-- Input records --
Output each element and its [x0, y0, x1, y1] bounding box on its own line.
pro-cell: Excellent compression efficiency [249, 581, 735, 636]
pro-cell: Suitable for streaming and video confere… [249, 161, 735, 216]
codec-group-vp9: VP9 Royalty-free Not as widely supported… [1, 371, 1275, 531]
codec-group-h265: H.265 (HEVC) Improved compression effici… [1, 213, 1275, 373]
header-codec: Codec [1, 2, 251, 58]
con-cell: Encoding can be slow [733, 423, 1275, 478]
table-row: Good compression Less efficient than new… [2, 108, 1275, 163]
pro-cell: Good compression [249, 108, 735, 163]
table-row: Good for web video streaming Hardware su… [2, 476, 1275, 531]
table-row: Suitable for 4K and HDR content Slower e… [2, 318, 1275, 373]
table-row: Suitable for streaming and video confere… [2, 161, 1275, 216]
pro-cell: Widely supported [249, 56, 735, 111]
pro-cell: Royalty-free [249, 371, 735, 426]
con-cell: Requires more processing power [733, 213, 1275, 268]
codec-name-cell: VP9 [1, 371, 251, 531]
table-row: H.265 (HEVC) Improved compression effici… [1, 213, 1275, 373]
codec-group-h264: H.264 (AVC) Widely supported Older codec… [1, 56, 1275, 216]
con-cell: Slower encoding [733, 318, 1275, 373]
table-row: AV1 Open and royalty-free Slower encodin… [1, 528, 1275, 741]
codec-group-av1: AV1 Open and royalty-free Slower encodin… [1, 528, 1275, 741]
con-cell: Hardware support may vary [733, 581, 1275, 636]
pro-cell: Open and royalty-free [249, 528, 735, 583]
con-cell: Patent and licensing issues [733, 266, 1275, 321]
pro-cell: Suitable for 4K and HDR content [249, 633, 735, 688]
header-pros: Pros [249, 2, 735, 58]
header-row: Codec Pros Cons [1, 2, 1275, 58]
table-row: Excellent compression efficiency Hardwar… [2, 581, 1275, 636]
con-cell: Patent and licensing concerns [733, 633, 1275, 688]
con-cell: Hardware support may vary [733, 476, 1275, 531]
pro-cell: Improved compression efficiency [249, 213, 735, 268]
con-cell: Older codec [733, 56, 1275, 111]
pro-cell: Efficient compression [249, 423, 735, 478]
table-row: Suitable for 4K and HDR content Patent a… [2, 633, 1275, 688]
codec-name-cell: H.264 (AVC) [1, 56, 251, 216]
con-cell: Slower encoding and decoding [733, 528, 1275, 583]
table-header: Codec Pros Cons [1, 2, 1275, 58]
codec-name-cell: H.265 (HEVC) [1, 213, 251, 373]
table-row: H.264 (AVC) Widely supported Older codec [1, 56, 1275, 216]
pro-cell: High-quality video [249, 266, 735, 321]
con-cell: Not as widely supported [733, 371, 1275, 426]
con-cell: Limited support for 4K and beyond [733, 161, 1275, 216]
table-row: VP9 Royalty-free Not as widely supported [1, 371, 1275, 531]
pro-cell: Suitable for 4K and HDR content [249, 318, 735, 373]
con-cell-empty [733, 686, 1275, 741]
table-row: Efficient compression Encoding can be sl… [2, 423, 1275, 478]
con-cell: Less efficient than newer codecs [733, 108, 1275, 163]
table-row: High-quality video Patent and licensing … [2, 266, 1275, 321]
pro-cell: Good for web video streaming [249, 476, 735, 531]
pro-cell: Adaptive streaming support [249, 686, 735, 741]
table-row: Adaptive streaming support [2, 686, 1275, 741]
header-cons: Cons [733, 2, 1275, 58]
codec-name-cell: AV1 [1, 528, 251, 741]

-- Short task --
Pick out every line above that contains the word "Good" and copy each of those lines in full.

-- Response to the task --
table-row: Good compression Less efficient than new… [2, 108, 1275, 163]
pro-cell: Good compression [249, 108, 735, 163]
table-row: Good for web video streaming Hardware su… [2, 476, 1275, 531]
pro-cell: Good for web video streaming [249, 476, 735, 531]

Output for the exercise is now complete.